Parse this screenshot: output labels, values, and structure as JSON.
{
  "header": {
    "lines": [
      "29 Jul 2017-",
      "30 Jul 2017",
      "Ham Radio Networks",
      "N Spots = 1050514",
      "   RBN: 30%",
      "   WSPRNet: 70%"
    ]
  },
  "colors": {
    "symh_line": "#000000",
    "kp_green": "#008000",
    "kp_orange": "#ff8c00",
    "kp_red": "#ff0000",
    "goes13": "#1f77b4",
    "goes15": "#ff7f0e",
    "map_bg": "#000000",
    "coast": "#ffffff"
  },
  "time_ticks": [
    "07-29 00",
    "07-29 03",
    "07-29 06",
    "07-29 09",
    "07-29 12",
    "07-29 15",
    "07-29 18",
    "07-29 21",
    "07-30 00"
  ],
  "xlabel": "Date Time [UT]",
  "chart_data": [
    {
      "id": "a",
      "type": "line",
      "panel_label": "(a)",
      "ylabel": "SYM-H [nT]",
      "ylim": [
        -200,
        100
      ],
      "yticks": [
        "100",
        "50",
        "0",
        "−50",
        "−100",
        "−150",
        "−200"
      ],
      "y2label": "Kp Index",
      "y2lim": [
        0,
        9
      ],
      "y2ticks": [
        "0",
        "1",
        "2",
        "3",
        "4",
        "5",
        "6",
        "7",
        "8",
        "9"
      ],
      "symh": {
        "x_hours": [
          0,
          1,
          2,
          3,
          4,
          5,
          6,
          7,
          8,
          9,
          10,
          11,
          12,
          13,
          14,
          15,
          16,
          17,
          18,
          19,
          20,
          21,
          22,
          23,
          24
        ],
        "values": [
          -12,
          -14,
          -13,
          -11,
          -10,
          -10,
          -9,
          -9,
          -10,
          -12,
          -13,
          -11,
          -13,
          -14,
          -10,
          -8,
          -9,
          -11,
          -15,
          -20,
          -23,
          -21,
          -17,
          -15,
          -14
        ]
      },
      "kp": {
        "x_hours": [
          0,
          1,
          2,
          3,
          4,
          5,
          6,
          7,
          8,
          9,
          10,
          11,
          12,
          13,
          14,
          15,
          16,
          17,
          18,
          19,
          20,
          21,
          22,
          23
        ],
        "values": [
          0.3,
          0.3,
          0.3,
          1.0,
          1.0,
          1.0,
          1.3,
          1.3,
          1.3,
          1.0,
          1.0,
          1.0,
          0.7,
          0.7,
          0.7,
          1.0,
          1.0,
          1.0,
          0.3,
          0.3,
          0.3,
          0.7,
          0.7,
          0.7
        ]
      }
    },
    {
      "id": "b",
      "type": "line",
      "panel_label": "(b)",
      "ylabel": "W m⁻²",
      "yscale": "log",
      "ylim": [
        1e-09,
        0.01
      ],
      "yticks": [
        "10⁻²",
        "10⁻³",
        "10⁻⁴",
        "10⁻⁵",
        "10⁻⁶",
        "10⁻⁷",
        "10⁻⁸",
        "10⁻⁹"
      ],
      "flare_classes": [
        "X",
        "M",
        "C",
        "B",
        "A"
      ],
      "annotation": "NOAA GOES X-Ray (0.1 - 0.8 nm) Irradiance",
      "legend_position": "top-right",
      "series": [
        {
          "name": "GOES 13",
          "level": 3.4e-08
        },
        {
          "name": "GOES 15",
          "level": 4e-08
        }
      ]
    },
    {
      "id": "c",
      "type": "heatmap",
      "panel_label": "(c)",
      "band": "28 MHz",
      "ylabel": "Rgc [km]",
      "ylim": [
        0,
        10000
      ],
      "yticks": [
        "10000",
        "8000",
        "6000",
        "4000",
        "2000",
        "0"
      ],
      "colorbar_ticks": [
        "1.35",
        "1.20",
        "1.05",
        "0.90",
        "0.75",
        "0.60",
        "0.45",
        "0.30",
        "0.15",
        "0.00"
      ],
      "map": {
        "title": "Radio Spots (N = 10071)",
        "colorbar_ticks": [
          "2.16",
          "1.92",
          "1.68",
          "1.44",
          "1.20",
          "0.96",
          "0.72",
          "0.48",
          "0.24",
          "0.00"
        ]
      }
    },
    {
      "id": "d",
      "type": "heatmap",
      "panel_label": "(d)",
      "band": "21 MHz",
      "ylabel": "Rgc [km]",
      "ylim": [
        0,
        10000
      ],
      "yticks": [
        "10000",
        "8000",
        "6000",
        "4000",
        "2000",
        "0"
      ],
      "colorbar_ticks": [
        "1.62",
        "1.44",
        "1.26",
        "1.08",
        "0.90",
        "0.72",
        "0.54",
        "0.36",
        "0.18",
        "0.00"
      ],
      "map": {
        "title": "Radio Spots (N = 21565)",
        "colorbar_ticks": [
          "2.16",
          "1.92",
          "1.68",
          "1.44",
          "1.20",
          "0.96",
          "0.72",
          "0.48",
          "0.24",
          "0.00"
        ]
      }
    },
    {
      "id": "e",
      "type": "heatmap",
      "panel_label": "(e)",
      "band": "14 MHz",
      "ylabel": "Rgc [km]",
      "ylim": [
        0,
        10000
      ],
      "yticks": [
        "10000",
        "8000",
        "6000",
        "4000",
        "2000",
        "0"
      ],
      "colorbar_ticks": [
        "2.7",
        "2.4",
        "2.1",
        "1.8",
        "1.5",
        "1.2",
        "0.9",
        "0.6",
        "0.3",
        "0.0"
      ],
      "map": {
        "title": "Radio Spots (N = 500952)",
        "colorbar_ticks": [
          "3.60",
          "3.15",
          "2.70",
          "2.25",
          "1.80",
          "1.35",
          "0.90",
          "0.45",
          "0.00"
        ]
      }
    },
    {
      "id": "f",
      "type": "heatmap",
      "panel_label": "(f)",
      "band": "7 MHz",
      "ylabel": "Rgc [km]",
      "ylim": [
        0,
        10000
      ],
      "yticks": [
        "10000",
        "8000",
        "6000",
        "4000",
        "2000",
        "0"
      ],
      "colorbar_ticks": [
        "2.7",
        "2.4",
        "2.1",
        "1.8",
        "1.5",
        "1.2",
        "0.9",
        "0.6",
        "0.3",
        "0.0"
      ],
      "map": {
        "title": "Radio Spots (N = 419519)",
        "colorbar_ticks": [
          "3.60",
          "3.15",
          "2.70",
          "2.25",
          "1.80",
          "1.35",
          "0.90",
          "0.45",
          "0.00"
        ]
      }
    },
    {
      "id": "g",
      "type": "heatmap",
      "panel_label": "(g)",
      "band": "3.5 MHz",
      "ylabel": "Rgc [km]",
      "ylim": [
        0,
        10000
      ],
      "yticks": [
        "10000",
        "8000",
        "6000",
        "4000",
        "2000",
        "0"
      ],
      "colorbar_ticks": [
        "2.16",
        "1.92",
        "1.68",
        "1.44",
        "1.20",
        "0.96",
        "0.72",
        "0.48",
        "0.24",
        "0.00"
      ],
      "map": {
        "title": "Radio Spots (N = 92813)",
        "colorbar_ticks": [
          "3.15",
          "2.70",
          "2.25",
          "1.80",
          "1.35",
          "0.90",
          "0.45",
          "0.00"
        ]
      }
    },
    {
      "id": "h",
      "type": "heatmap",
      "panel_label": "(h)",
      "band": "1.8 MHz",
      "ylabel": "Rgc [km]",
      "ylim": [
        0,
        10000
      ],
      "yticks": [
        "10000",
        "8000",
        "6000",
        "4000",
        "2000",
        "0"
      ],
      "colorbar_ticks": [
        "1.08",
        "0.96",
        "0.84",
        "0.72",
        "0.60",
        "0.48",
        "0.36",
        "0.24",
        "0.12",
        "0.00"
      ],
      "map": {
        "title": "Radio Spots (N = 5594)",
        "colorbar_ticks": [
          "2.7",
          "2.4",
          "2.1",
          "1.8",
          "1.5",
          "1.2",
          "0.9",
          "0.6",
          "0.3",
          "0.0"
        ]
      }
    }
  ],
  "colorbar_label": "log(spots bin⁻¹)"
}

◆ **Brief**: Repeat each entry word for word.

◆ **Expected answer**:
Parse this screenshot: output labels, values, and structure as JSON.
{
  "header": {
    "lines": [
      "29 Jul 2017-",
      "30 Jul 2017",
      "Ham Radio Networks",
      "N Spots = 1050514",
      "   RBN: 30%",
      "   WSPRNet: 70%"
    ]
  },
  "colors": {
    "symh_line": "#000000",
    "kp_green": "#008000",
    "kp_orange": "#ff8c00",
    "kp_red": "#ff0000",
    "goes13": "#1f77b4",
    "goes15": "#ff7f0e",
    "map_bg": "#000000",
    "coast": "#ffffff"
  },
  "time_ticks": [
    "07-29 00",
    "07-29 03",
    "07-29 06",
    "07-29 09",
    "07-29 12",
    "07-29 15",
    "07-29 18",
    "07-29 21",
    "07-30 00"
  ],
  "xlabel": "Date Time [UT]",
  "chart_data": [
    {
      "id": "a",
      "type": "line",
      "panel_label": "(a)",
      "ylabel": "SYM-H [nT]",
      "ylim": [
        -200,
        100
      ],
      "yticks": [
        "100",
        "50",
        "0",
        "−50",
        "−100",
        "−150",
        "−200"
      ],
      "y2label": "Kp Index",
      "y2lim": [
        0,
        9
      ],
      "y2ticks": [
        "0",
        "1",
        "2",
        "3",
        "4",
        "5",
        "6",
        "7",
        "8",
        "9"
      ],
      "symh": {
        "x_hours": [
          0,
          1,
          2,
          3,
          4,
          5,
          6,
          7,
          8,
          9,
          10,
          11,
          12,
          13,
          14,
          15,
          16,
          17,
          18,
          19,
          20,
          21,
          22,
          23,
          24
        ],
        "values": [
          -12,
          -14,
          -13,
          -11,
          -10,
          -10,
          -9,
          -9,
          -10,
          -12,
          -13,
          -11,
          -13,
          -14,
          -10,
          -8,
          -9,
          -11,
          -15,
          -20,
          -23,
          -21,
          -17,
          -15,
          -14
        ]
      },
      "kp": {
        "x_hours": [
          0,
          1,
          2,
          3,
          4,
          5,
          6,
          7,
          8,
          9,
          10,
          11,
          12,
          13,
          14,
          15,
          16,
          17,
          18,
          19,
          20,
          21,
          22,
          23
        ],
        "values": [
          0.3,
          0.3,
          0.3,
          1.0,
          1.0,
          1.0,
          1.3,
          1.3,
          1.3,
          1.0,
          1.0,
          1.0,
          0.7,
          0.7,
          0.7,
          1.0,
          1.0,
          1.0,
          0.3,
          0.3,
          0.3,
          0.7,
          0.7,
          0.7
        ]
      }
    },
    {
      "id": "b",
      "type": "line",
      "panel_label": "(b)",
      "ylabel": "W m⁻²",
      "yscale": "log",
      "ylim": [
        1e-09,
        0.01
      ],
      "yticks": [
        "10⁻²",
        "10⁻³",
        "10⁻⁴",
        "10⁻⁵",
        "10⁻⁶",
        "10⁻⁷",
        "10⁻⁸",
        "10⁻⁹"
      ],
      "flare_classes": [
        "X",
        "M",
        "C",
        "B",
        "A"
      ],
      "annotation": "NOAA GOES X-Ray (0.1 - 0.8 nm) Irradiance",
      "legend_position": "top-right",
      "series": [
        {
          "name": "GOES 13",
          "level": 3.4e-08
        },
        {
          "name": "GOES 15",
          "level": 4e-08
        }
      ]
    },
    {
      "id": "c",
      "type": "heatmap",
      "panel_label": "(c)",
      "band": "28 MHz",
      "ylabel": "Rgc [km]",
      "ylim": [
        0,
        10000
      ],
      "yticks": [
        "10000",
        "8000",
        "6000",
        "4000",
        "2000",
        "0"
      ],
      "colorbar_ticks": [
        "1.35",
        "1.20",
        "1.05",
        "0.90",
        "0.75",
        "0.60",
        "0.45",
        "0.30",
        "0.15",
        "0.00"
      ],
      "map": {
        "title": "Radio Spots (N = 10071)",
        "colorbar_ticks": [
          "2.16",
          "1.92",
          "1.68",
          "1.44",
          "1.20",
          "0.96",
          "0.72",
          "0.48",
          "0.24",
          "0.00"
        ]
      }
    },
    {
      "id": "d",
      "type": "heatmap",
      "panel_label": "(d)",
      "band": "21 MHz",
      "ylabel": "Rgc [km]",
      "ylim": [
        0,
        10000
      ],
      "yticks": [
        "10000",
        "8000",
        "6000",
        "4000",
        "2000",
        "0"
      ],
      "colorbar_ticks": [
        "1.62",
        "1.44",
        "1.26",
        "1.08",
        "0.90",
        "0.72",
        "0.54",
        "0.36",
        "0.18",
        "0.00"
      ],
      "map": {
        "title": "Radio Spots (N = 21565)",
        "colorbar_ticks": [
          "2.16",
          "1.92",
          "1.68",
          "1.44",
          "1.20",
          "0.96",
          "0.72",
          "0.48",
          "0.24",
          "0.00"
        ]
      }
    },
    {
      "id": "e",
      "type": "heatmap",
      "panel_label": "(e)",
      "band": "14 MHz",
      "ylabel": "Rgc [km]",
      "ylim": [
        0,
        10000
      ],
      "yticks": [
        "10000",
        "8000",
        "6000",
        "4000",
        "2000",
        "0"
      ],
      "colorbar_ticks": [
        "2.7",
        "2.4",
        "2.1",
        "1.8",
        "1.5",
        "1.2",
        "0.9",
        "0.6",
        "0.3",
        "0.0"
      ],
      "map": {
        "title": "Radio Spots (N = 500952)",
        "colorbar_ticks": [
          "3.60",
          "3.15",
          "2.70",
          "2.25",
          "1.80",
          "1.35",
          "0.90",
          "0.45",
          "0.00"
        ]
      }
    },
    {
      "id": "f",
      "type": "heatmap",
      "panel_label": "(f)",
      "band": "7 MHz",
      "ylabel": "Rgc [km]",
      "ylim": [
        0,
        10000
      ],
      "yticks": [
        "10000",
        "8000",
        "6000",
        "4000",
        "2000",
        "0"
      ],
      "colorbar_ticks": [
        "2.7",
        "2.4",
        "2.1",
        "1.8",
        "1.5",
        "1.2",
        "0.9",
        "0.6",
        "0.3",
        "0.0"
      ],
      "map": {
        "title": "Radio Spots (N = 419519)",
        "colorbar_ticks": [
          "3.60",
          "3.15",
          "2.70",
          "2.25",
          "1.80",
          "1.35",
          "0.90",
          "0.45",
          "0.00"
        ]
      }
    },
    {
      "id": "g",
      "type": "heatmap",
      "panel_label": "(g)",
      "band": "3.5 MHz",
      "ylabel": "Rgc [km]",
      "ylim": [
        0,
        10000
      ],
      "yticks": [
        "10000",
        "8000",
        "6000",
        "4000",
        "2000",
        "0"
      ],
      "colorbar_ticks": [
        "2.16",
        "1.92",
        "1.68",
        "1.44",
        "1.20",
        "0.96",
        "0.72",
        "0.48",
        "0.24",
        "0.00"
      ],
      "map": {
        "title": "Radio Spots (N = 92813)",
        "colorbar_ticks": [
          "3.15",
          "2.70",
          "2.25",
          "1.80",
          "1.35",
          "0.90",
          "0.45",
          "0.00"
        ]
      }
    },
    {
      "id": "h",
      "type": "heatmap",
      "panel_label": "(h)",
      "band": "1.8 MHz",
      "ylabel": "Rgc [km]",
      "ylim": [
        0,
        10000
      ],
      "yticks": [
        "10000",
        "8000",
        "6000",
        "4000",
        "2000",
        "0"
      ],
      "colorbar_ticks": [
        "1.08",
        "0.96",
        "0.84",
        "0.72",
        "0.60",
        "0.48",
        "0.36",
        "0.24",
        "0.12",
        "0.00"
      ],
      "map": {
        "title": "Radio Spots (N = 5594)",
        "colorbar_ticks": [
          "2.7",
          "2.4",
          "2.1",
          "1.8",
          "1.5",
          "1.2",
          "0.9",
          "0.6",
          "0.3",
          "0.0"
        ]
      }
    }
  ],
  "colorbar_label": "log(spots bin⁻¹)"
}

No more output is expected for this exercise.